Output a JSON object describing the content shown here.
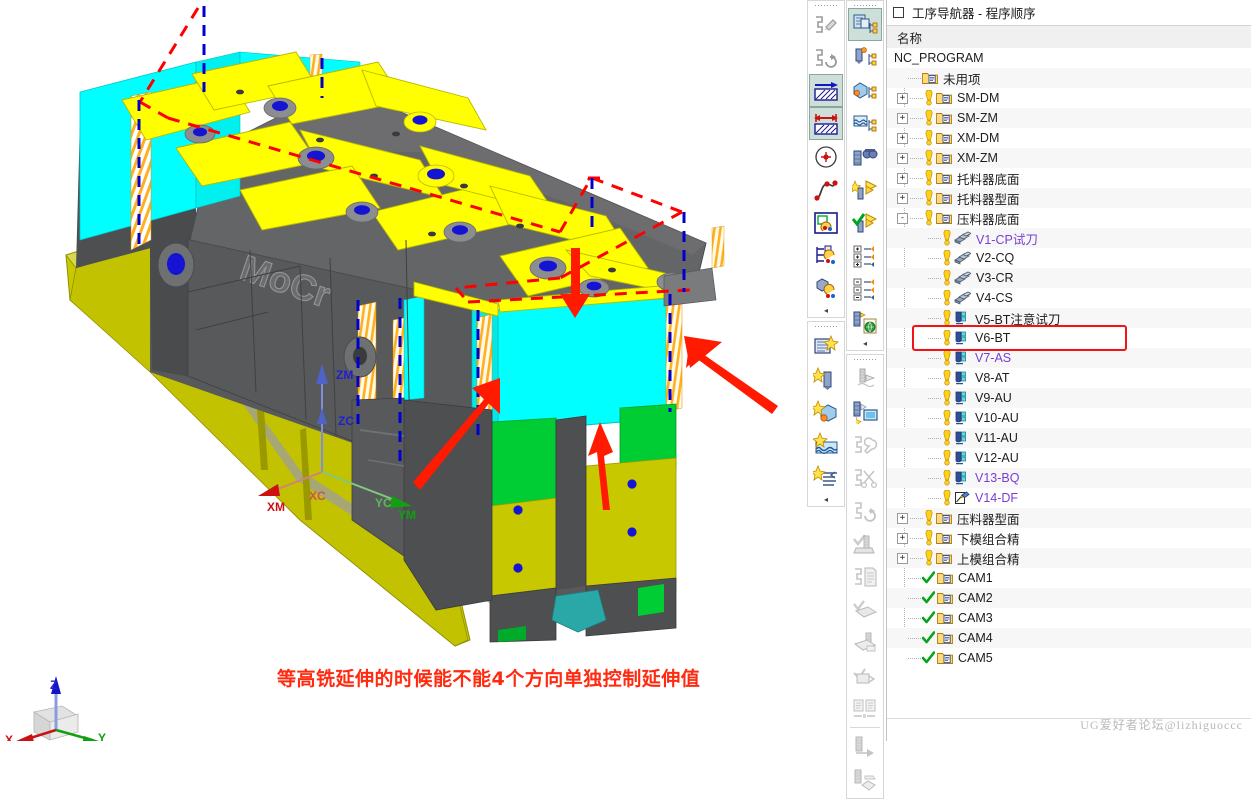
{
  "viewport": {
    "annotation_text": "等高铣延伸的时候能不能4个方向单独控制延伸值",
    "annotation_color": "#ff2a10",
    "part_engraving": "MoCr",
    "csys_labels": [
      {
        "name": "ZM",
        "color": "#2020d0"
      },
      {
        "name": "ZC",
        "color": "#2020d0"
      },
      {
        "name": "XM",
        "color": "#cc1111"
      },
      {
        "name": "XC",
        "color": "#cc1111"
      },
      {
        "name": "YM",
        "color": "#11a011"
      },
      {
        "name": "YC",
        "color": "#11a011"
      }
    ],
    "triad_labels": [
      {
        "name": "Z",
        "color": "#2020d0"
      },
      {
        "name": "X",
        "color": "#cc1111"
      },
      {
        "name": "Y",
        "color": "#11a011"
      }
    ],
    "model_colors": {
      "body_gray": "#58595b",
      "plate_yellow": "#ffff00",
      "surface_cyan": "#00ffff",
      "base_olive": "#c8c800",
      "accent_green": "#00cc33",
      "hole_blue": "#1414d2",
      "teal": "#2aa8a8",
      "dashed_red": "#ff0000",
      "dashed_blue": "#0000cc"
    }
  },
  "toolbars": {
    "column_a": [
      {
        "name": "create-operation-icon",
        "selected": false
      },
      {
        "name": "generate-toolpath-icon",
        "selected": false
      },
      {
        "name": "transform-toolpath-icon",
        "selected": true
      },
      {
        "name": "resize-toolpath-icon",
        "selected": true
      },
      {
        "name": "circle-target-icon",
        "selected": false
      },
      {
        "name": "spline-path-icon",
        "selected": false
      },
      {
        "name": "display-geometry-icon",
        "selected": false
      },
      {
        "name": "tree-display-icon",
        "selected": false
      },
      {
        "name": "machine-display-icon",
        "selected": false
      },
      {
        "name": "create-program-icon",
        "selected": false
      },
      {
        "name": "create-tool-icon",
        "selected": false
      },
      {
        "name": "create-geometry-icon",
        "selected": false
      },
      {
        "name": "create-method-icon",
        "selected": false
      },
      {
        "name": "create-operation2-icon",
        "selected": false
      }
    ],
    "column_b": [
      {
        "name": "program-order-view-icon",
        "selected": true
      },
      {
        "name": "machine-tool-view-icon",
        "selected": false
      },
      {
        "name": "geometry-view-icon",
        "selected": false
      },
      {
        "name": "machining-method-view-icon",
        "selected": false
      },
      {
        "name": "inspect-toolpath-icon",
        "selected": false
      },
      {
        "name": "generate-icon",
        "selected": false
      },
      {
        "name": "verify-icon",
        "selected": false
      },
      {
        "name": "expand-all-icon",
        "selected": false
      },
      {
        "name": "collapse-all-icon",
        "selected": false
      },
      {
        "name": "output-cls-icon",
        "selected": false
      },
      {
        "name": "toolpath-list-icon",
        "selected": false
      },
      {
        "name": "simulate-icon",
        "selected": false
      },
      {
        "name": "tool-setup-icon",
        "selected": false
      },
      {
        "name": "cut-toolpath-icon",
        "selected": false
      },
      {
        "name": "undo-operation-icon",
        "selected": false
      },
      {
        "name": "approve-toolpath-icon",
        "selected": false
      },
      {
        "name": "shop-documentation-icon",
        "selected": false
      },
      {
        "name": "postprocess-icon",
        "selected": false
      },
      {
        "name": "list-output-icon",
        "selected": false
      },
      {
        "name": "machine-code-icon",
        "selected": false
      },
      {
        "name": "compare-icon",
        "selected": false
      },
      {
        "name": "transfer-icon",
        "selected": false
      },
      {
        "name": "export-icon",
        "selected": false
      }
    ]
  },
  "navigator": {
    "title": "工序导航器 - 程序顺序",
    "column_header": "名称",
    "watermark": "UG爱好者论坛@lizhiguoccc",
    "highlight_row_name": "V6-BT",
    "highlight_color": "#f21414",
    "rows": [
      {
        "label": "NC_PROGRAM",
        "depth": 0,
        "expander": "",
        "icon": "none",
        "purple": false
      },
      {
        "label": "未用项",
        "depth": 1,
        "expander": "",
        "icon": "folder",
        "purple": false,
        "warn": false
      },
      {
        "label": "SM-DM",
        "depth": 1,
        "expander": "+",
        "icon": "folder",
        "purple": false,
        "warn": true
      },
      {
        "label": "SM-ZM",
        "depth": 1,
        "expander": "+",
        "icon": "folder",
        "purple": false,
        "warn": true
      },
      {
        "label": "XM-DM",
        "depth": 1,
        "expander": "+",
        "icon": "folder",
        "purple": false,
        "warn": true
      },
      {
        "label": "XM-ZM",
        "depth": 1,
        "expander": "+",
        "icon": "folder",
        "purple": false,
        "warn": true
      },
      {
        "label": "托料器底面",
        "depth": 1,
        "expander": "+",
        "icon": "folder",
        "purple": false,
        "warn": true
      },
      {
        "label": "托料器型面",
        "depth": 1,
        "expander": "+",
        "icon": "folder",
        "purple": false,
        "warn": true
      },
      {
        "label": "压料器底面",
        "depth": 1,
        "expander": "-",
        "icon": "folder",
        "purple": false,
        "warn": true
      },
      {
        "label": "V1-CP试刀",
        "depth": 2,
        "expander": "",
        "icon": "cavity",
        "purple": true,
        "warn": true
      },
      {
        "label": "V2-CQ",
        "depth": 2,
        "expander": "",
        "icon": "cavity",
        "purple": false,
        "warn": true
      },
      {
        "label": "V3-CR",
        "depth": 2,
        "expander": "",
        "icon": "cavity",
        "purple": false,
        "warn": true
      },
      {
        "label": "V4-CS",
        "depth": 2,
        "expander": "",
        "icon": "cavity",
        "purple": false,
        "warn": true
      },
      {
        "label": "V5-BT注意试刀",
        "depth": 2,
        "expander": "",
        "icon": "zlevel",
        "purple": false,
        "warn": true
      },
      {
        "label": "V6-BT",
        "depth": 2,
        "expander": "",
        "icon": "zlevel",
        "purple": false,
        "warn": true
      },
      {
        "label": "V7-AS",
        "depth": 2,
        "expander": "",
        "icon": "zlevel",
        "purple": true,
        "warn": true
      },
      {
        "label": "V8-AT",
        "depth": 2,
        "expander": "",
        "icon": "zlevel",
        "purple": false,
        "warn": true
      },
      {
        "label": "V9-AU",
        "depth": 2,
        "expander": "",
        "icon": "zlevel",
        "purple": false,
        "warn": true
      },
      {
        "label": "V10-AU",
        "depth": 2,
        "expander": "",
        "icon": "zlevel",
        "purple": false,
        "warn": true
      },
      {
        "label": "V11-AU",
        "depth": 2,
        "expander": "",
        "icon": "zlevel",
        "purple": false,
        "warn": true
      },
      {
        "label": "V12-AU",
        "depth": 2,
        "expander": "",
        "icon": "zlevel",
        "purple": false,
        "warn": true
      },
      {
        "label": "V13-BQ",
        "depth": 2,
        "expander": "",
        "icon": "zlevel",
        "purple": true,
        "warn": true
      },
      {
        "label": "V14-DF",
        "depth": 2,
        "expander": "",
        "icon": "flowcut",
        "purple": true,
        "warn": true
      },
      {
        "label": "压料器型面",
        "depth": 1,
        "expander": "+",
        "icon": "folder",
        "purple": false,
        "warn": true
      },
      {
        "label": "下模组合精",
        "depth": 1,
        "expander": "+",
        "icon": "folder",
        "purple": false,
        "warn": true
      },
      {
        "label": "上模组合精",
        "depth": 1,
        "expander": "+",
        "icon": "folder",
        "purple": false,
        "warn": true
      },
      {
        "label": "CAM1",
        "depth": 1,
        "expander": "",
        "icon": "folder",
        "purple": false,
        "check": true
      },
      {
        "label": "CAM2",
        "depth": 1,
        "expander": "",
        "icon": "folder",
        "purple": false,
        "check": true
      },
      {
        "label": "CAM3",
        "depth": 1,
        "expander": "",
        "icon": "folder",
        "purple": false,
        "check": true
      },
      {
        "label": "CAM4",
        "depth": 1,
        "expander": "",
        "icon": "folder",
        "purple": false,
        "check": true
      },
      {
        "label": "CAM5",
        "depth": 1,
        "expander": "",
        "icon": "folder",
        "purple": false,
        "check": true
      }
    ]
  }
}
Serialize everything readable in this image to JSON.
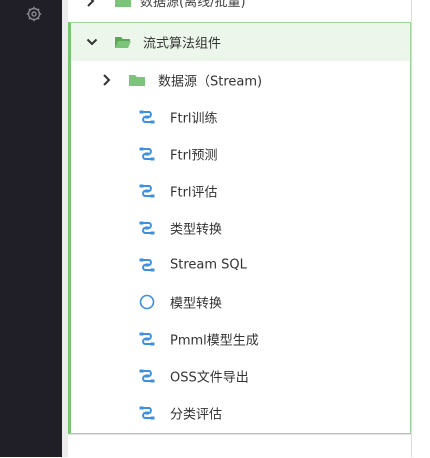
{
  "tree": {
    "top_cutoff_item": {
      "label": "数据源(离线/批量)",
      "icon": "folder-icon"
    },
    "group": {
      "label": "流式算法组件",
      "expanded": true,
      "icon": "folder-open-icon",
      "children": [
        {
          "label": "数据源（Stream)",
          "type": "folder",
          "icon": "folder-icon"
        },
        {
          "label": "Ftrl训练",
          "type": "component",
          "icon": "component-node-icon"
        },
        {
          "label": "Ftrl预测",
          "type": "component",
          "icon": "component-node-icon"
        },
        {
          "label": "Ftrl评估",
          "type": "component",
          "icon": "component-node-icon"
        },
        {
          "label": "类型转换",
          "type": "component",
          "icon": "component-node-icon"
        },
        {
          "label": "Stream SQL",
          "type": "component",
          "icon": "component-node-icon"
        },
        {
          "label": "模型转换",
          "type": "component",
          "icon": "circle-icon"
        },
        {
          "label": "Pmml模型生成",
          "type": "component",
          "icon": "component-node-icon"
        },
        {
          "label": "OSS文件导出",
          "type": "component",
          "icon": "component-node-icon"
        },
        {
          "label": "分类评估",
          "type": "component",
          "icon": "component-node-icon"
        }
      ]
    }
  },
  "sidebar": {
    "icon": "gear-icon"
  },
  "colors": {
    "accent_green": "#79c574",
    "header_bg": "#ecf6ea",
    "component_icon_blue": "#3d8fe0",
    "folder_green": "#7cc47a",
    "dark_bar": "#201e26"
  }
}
============
**INSTRUCTIONS TO FOLLOW:** Look through the entries above and report each line where the string "display" occurs.

**ANSWER:**
        "name": "display-geometry-icon",
        "name": "tree-display-icon",
        "name": "machine-display-icon",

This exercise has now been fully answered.